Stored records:
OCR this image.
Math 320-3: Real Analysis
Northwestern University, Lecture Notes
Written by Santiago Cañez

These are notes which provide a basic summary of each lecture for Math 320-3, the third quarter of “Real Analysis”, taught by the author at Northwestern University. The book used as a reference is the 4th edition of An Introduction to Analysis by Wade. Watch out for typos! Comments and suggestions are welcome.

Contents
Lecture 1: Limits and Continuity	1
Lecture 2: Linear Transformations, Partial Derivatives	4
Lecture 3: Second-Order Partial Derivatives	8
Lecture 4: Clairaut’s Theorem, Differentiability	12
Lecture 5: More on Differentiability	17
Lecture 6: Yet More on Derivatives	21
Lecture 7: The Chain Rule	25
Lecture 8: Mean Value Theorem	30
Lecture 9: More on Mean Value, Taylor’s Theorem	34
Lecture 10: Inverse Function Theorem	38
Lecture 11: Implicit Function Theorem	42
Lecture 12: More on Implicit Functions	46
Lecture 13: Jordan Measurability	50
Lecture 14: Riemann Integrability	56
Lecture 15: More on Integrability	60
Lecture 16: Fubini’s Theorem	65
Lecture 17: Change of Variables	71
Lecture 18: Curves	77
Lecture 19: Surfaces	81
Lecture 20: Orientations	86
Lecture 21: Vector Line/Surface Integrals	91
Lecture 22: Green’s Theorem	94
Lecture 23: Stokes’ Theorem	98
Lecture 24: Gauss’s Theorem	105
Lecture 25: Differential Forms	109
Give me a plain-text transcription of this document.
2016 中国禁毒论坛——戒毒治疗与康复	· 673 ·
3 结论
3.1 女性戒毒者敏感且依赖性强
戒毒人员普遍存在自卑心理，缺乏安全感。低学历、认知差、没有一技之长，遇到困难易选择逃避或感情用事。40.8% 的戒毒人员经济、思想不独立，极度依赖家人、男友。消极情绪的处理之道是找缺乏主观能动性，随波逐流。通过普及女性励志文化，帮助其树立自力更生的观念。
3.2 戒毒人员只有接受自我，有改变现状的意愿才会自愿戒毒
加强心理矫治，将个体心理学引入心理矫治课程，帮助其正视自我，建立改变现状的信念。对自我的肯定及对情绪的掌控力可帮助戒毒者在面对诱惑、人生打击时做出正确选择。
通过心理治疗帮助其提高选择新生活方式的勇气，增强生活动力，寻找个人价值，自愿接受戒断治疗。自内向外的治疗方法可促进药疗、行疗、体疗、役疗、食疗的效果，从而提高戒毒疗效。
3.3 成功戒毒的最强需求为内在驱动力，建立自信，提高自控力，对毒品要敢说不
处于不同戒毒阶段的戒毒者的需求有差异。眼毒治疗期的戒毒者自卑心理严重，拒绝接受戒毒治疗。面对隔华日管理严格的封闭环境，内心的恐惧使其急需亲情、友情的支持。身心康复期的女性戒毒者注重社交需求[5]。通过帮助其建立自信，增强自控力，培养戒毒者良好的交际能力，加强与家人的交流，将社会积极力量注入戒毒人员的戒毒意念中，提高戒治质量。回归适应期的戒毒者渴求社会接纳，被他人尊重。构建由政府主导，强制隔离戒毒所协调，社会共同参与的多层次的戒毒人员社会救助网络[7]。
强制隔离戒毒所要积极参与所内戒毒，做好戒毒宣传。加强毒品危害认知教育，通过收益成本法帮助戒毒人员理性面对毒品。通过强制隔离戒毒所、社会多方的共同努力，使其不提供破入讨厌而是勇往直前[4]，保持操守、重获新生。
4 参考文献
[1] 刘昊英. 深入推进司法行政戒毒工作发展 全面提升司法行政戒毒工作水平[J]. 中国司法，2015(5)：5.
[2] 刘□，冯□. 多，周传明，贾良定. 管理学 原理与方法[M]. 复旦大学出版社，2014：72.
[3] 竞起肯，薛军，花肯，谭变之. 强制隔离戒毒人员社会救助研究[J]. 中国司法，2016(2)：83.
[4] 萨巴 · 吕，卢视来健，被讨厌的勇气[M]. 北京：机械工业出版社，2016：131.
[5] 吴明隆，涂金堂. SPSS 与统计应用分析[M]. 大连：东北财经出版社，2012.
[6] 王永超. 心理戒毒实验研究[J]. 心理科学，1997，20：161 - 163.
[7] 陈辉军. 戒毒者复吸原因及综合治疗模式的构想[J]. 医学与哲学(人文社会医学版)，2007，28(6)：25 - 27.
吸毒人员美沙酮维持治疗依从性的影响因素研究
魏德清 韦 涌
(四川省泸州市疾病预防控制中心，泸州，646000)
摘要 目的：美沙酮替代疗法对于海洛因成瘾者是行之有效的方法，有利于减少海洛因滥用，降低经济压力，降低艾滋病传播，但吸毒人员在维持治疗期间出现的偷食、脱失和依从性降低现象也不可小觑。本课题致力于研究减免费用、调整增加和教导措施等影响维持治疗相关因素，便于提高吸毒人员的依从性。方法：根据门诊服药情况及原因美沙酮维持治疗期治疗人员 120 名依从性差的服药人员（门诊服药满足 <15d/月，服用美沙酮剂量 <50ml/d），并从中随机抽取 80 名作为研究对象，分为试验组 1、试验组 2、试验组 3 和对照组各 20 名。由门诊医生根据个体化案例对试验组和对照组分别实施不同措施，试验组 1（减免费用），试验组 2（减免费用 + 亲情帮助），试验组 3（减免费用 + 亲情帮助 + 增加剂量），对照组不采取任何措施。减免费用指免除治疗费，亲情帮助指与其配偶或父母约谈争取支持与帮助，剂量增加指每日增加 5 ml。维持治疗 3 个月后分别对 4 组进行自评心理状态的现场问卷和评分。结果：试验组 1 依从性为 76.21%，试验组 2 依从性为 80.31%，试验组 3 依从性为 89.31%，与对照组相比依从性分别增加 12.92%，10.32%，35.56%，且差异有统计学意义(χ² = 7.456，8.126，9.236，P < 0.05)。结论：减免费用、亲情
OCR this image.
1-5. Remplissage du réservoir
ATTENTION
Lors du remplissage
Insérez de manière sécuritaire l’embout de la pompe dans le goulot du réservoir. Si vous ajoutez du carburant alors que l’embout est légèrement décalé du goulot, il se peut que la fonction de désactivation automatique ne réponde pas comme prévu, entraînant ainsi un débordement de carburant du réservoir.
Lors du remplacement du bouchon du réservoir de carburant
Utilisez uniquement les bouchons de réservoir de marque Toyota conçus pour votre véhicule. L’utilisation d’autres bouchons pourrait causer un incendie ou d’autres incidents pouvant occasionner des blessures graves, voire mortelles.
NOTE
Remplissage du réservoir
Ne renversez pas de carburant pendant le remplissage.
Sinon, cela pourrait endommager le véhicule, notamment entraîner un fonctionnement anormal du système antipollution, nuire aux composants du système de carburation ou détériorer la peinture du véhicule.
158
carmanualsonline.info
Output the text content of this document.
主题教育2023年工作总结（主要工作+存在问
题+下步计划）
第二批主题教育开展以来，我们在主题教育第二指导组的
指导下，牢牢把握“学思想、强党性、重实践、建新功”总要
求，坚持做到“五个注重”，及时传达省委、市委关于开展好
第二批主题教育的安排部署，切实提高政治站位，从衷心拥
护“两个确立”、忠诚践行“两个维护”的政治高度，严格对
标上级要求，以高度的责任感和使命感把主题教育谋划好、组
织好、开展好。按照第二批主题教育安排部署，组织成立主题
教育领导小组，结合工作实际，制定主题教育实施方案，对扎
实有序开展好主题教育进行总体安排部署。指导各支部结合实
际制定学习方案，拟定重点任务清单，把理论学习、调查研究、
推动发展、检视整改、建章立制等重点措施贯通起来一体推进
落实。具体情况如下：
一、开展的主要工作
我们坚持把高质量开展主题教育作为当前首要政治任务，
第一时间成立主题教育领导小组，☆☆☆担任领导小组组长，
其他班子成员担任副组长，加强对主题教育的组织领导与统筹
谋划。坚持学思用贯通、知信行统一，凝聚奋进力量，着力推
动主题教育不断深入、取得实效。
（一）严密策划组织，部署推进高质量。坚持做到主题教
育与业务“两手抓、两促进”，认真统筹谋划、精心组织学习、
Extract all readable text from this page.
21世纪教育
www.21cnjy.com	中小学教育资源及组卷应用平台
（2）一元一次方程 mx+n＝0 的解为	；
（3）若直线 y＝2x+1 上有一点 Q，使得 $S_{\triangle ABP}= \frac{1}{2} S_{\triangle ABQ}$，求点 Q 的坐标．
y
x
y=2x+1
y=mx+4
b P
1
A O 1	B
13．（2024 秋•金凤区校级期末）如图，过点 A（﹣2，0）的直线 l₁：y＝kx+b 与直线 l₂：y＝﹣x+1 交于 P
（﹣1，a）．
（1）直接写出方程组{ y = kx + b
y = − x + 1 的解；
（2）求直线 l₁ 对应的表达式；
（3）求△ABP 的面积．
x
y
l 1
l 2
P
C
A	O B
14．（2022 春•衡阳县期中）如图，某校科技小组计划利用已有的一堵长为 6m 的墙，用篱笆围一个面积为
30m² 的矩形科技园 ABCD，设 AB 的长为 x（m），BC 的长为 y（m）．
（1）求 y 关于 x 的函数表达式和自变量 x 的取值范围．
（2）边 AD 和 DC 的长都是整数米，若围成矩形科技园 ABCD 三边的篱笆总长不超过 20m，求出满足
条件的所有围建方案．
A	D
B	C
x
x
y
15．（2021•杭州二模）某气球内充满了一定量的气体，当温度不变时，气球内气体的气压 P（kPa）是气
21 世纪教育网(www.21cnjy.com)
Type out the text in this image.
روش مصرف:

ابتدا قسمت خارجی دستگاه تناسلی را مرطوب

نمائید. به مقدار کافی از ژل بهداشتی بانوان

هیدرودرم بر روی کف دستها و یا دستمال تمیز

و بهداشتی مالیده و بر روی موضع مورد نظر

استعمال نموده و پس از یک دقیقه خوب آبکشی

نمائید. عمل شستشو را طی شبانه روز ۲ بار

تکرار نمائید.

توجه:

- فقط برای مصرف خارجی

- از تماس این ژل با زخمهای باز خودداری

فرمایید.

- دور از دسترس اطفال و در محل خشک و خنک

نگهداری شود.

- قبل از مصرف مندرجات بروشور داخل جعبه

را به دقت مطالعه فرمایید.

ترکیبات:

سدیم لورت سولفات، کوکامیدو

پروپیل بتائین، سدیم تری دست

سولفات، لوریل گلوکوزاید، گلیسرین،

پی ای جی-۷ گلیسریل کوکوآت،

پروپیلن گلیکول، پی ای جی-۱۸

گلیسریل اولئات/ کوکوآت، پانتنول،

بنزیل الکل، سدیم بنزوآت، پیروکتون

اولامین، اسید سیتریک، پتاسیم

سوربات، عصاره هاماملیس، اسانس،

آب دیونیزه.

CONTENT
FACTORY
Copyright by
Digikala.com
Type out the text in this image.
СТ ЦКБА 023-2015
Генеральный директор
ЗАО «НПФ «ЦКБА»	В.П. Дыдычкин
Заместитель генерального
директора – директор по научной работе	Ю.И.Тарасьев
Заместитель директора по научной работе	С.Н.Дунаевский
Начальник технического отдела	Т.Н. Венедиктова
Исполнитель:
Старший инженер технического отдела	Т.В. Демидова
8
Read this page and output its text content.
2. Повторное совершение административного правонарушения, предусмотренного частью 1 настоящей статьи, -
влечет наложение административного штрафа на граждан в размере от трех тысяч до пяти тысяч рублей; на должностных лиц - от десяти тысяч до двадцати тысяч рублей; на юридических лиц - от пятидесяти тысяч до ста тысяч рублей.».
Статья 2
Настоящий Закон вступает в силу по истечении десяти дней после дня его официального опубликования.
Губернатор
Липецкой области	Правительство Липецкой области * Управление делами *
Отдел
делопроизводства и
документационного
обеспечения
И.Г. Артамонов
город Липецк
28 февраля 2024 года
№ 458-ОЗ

## [Your objective]
In the entries above, identify every line with the word "سولفات". Copy those lines.

## [Finished answer]
سدیم لورت سولفات، کوکامیدو
سولفات، لوریل گلوکوزاید، گلیسرین،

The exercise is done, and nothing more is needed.